__Work to do__. Copy every entry word for word, but skip the pictures.

__Entries provided__.
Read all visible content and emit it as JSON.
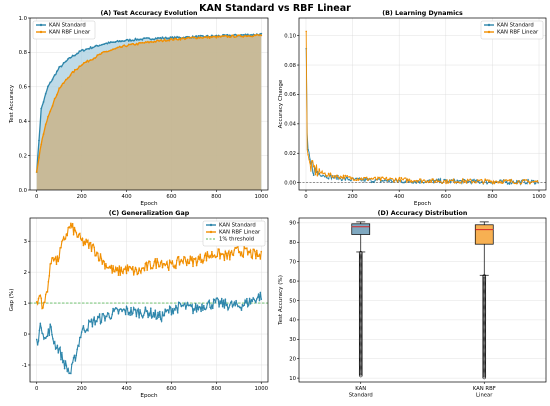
{
  "figure": {
    "suptitle": "KAN Standard vs RBF Linear"
  },
  "colors": {
    "standard": "#2e86ab",
    "rbf": "#f18f01",
    "threshold": "#5cb85c",
    "zero_line": "#555555",
    "median": "#d62728"
  },
  "chart_data": [
    {
      "id": "A",
      "type": "line",
      "title": "(A) Test Accuracy Evolution",
      "xlabel": "Epoch",
      "ylabel": "Test Accuracy",
      "xlim": [
        -30,
        1030
      ],
      "ylim": [
        0.0,
        1.0
      ],
      "xticks": [
        "0",
        "200",
        "400",
        "600",
        "800",
        "1000"
      ],
      "yticks": [
        "0.0",
        "0.2",
        "0.4",
        "0.6",
        "0.8",
        "1.0"
      ],
      "grid": true,
      "legend": "top-left",
      "fill_to_zero": true,
      "series": [
        {
          "name": "KAN Standard",
          "x": [
            0,
            20,
            50,
            100,
            150,
            200,
            300,
            400,
            500,
            600,
            700,
            800,
            900,
            1000
          ],
          "y": [
            0.11,
            0.47,
            0.6,
            0.71,
            0.77,
            0.81,
            0.85,
            0.87,
            0.88,
            0.885,
            0.89,
            0.895,
            0.9,
            0.905
          ]
        },
        {
          "name": "KAN RBF Linear",
          "x": [
            0,
            20,
            50,
            100,
            150,
            200,
            300,
            400,
            500,
            600,
            700,
            800,
            900,
            1000
          ],
          "y": [
            0.1,
            0.27,
            0.43,
            0.59,
            0.67,
            0.73,
            0.8,
            0.84,
            0.86,
            0.875,
            0.885,
            0.89,
            0.895,
            0.9
          ]
        }
      ]
    },
    {
      "id": "B",
      "type": "line",
      "title": "(B) Learning Dynamics",
      "xlabel": "Epoch",
      "ylabel": "Accuracy Change",
      "xlim": [
        -30,
        1030
      ],
      "ylim": [
        -0.005,
        0.112
      ],
      "xticks": [
        "0",
        "200",
        "400",
        "600",
        "800",
        "1000"
      ],
      "yticks": [
        "0.00",
        "0.02",
        "0.04",
        "0.06",
        "0.08",
        "0.10"
      ],
      "reference_line": 0.0,
      "grid": true,
      "legend": "top-right",
      "series": [
        {
          "name": "KAN Standard",
          "x": [
            1,
            3,
            6,
            10,
            20,
            40,
            60,
            100,
            200,
            400,
            600,
            800,
            1000
          ],
          "y": [
            0.09,
            0.036,
            0.025,
            0.018,
            0.012,
            0.008,
            0.006,
            0.004,
            0.002,
            0.001,
            0.001,
            0.0005,
            0.0005
          ]
        },
        {
          "name": "KAN RBF Linear",
          "x": [
            1,
            3,
            6,
            10,
            20,
            40,
            60,
            100,
            200,
            400,
            600,
            800,
            1000
          ],
          "y": [
            0.105,
            0.03,
            0.02,
            0.015,
            0.011,
            0.009,
            0.007,
            0.005,
            0.003,
            0.002,
            0.001,
            0.001,
            0.0005
          ]
        }
      ]
    },
    {
      "id": "C",
      "type": "line",
      "title": "(C) Generalization Gap",
      "xlabel": "Epoch",
      "ylabel": "Gap (%)",
      "xlim": [
        -30,
        1030
      ],
      "ylim": [
        -1.55,
        3.75
      ],
      "xticks": [
        "0",
        "200",
        "400",
        "600",
        "800",
        "1000"
      ],
      "yticks": [
        "-1",
        "0",
        "1",
        "2",
        "3"
      ],
      "threshold": 1.0,
      "grid": true,
      "legend": "top-right",
      "series": [
        {
          "name": "KAN Standard",
          "x": [
            0,
            20,
            40,
            60,
            80,
            100,
            120,
            150,
            180,
            200,
            250,
            300,
            350,
            400,
            450,
            500,
            550,
            600,
            650,
            700,
            750,
            800,
            850,
            900,
            950,
            1000
          ],
          "y": [
            -0.3,
            0.3,
            -0.2,
            0.2,
            -0.3,
            -0.5,
            -0.9,
            -1.3,
            -0.5,
            0.1,
            0.4,
            0.55,
            0.7,
            0.75,
            0.7,
            0.7,
            0.55,
            0.8,
            0.9,
            0.8,
            0.95,
            1.0,
            0.95,
            0.9,
            1.05,
            1.25
          ]
        },
        {
          "name": "KAN RBF Linear",
          "x": [
            0,
            15,
            30,
            50,
            70,
            90,
            110,
            130,
            150,
            170,
            200,
            250,
            300,
            350,
            400,
            450,
            500,
            550,
            600,
            650,
            700,
            750,
            800,
            850,
            900,
            950,
            1000
          ],
          "y": [
            0.9,
            1.3,
            0.8,
            1.6,
            2.6,
            2.3,
            2.8,
            3.2,
            3.5,
            3.3,
            3.0,
            2.8,
            2.3,
            2.0,
            2.1,
            2.0,
            2.2,
            2.35,
            2.2,
            2.4,
            2.35,
            2.5,
            2.6,
            2.5,
            2.7,
            2.6,
            2.5
          ]
        }
      ],
      "threshold_label": "1% threshold"
    },
    {
      "id": "D",
      "type": "box",
      "title": "(D) Accuracy Distribution",
      "ylabel": "Test Accuracy (%)",
      "ylim": [
        8,
        92.5
      ],
      "yticks": [
        "10",
        "20",
        "30",
        "40",
        "50",
        "60",
        "70",
        "80",
        "90"
      ],
      "grid": true,
      "categories": [
        "KAN\nStandard",
        "KAN RBF\nLinear"
      ],
      "category_lines": [
        [
          "KAN",
          "Standard"
        ],
        [
          "KAN RBF",
          "Linear"
        ]
      ],
      "boxes": [
        {
          "name": "KAN Standard",
          "whisker_low": 75,
          "q1": 84,
          "median": 88,
          "q3": 89.5,
          "whisker_high": 90.5,
          "outliers_min": 11
        },
        {
          "name": "KAN RBF Linear",
          "whisker_low": 63,
          "q1": 79,
          "median": 86.5,
          "q3": 89,
          "whisker_high": 90.5,
          "outliers_min": 10
        }
      ]
    }
  ]
}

__Full answer__.
Read all visible content and emit it as JSON.
{
  "figure": {
    "suptitle": "KAN Standard vs RBF Linear"
  },
  "colors": {
    "standard": "#2e86ab",
    "rbf": "#f18f01",
    "threshold": "#5cb85c",
    "zero_line": "#555555",
    "median": "#d62728"
  },
  "chart_data": [
    {
      "id": "A",
      "type": "line",
      "title": "(A) Test Accuracy Evolution",
      "xlabel": "Epoch",
      "ylabel": "Test Accuracy",
      "xlim": [
        -30,
        1030
      ],
      "ylim": [
        0.0,
        1.0
      ],
      "xticks": [
        "0",
        "200",
        "400",
        "600",
        "800",
        "1000"
      ],
      "yticks": [
        "0.0",
        "0.2",
        "0.4",
        "0.6",
        "0.8",
        "1.0"
      ],
      "grid": true,
      "legend": "top-left",
      "fill_to_zero": true,
      "series": [
        {
          "name": "KAN Standard",
          "x": [
            0,
            20,
            50,
            100,
            150,
            200,
            300,
            400,
            500,
            600,
            700,
            800,
            900,
            1000
          ],
          "y": [
            0.11,
            0.47,
            0.6,
            0.71,
            0.77,
            0.81,
            0.85,
            0.87,
            0.88,
            0.885,
            0.89,
            0.895,
            0.9,
            0.905
          ]
        },
        {
          "name": "KAN RBF Linear",
          "x": [
            0,
            20,
            50,
            100,
            150,
            200,
            300,
            400,
            500,
            600,
            700,
            800,
            900,
            1000
          ],
          "y": [
            0.1,
            0.27,
            0.43,
            0.59,
            0.67,
            0.73,
            0.8,
            0.84,
            0.86,
            0.875,
            0.885,
            0.89,
            0.895,
            0.9
          ]
        }
      ]
    },
    {
      "id": "B",
      "type": "line",
      "title": "(B) Learning Dynamics",
      "xlabel": "Epoch",
      "ylabel": "Accuracy Change",
      "xlim": [
        -30,
        1030
      ],
      "ylim": [
        -0.005,
        0.112
      ],
      "xticks": [
        "0",
        "200",
        "400",
        "600",
        "800",
        "1000"
      ],
      "yticks": [
        "0.00",
        "0.02",
        "0.04",
        "0.06",
        "0.08",
        "0.10"
      ],
      "reference_line": 0.0,
      "grid": true,
      "legend": "top-right",
      "series": [
        {
          "name": "KAN Standard",
          "x": [
            1,
            3,
            6,
            10,
            20,
            40,
            60,
            100,
            200,
            400,
            600,
            800,
            1000
          ],
          "y": [
            0.09,
            0.036,
            0.025,
            0.018,
            0.012,
            0.008,
            0.006,
            0.004,
            0.002,
            0.001,
            0.001,
            0.0005,
            0.0005
          ]
        },
        {
          "name": "KAN RBF Linear",
          "x": [
            1,
            3,
            6,
            10,
            20,
            40,
            60,
            100,
            200,
            400,
            600,
            800,
            1000
          ],
          "y": [
            0.105,
            0.03,
            0.02,
            0.015,
            0.011,
            0.009,
            0.007,
            0.005,
            0.003,
            0.002,
            0.001,
            0.001,
            0.0005
          ]
        }
      ]
    },
    {
      "id": "C",
      "type": "line",
      "title": "(C) Generalization Gap",
      "xlabel": "Epoch",
      "ylabel": "Gap (%)",
      "xlim": [
        -30,
        1030
      ],
      "ylim": [
        -1.55,
        3.75
      ],
      "xticks": [
        "0",
        "200",
        "400",
        "600",
        "800",
        "1000"
      ],
      "yticks": [
        "-1",
        "0",
        "1",
        "2",
        "3"
      ],
      "threshold": 1.0,
      "grid": true,
      "legend": "top-right",
      "series": [
        {
          "name": "KAN Standard",
          "x": [
            0,
            20,
            40,
            60,
            80,
            100,
            120,
            150,
            180,
            200,
            250,
            300,
            350,
            400,
            450,
            500,
            550,
            600,
            650,
            700,
            750,
            800,
            850,
            900,
            950,
            1000
          ],
          "y": [
            -0.3,
            0.3,
            -0.2,
            0.2,
            -0.3,
            -0.5,
            -0.9,
            -1.3,
            -0.5,
            0.1,
            0.4,
            0.55,
            0.7,
            0.75,
            0.7,
            0.7,
            0.55,
            0.8,
            0.9,
            0.8,
            0.95,
            1.0,
            0.95,
            0.9,
            1.05,
            1.25
          ]
        },
        {
          "name": "KAN RBF Linear",
          "x": [
            0,
            15,
            30,
            50,
            70,
            90,
            110,
            130,
            150,
            170,
            200,
            250,
            300,
            350,
            400,
            450,
            500,
            550,
            600,
            650,
            700,
            750,
            800,
            850,
            900,
            950,
            1000
          ],
          "y": [
            0.9,
            1.3,
            0.8,
            1.6,
            2.6,
            2.3,
            2.8,
            3.2,
            3.5,
            3.3,
            3.0,
            2.8,
            2.3,
            2.0,
            2.1,
            2.0,
            2.2,
            2.35,
            2.2,
            2.4,
            2.35,
            2.5,
            2.6,
            2.5,
            2.7,
            2.6,
            2.5
          ]
        }
      ],
      "threshold_label": "1% threshold"
    },
    {
      "id": "D",
      "type": "box",
      "title": "(D) Accuracy Distribution",
      "ylabel": "Test Accuracy (%)",
      "ylim": [
        8,
        92.5
      ],
      "yticks": [
        "10",
        "20",
        "30",
        "40",
        "50",
        "60",
        "70",
        "80",
        "90"
      ],
      "grid": true,
      "categories": [
        "KAN\nStandard",
        "KAN RBF\nLinear"
      ],
      "category_lines": [
        [
          "KAN",
          "Standard"
        ],
        [
          "KAN RBF",
          "Linear"
        ]
      ],
      "boxes": [
        {
          "name": "KAN Standard",
          "whisker_low": 75,
          "q1": 84,
          "median": 88,
          "q3": 89.5,
          "whisker_high": 90.5,
          "outliers_min": 11
        },
        {
          "name": "KAN RBF Linear",
          "whisker_low": 63,
          "q1": 79,
          "median": 86.5,
          "q3": 89,
          "whisker_high": 90.5,
          "outliers_min": 10
        }
      ]
    }
  ]
}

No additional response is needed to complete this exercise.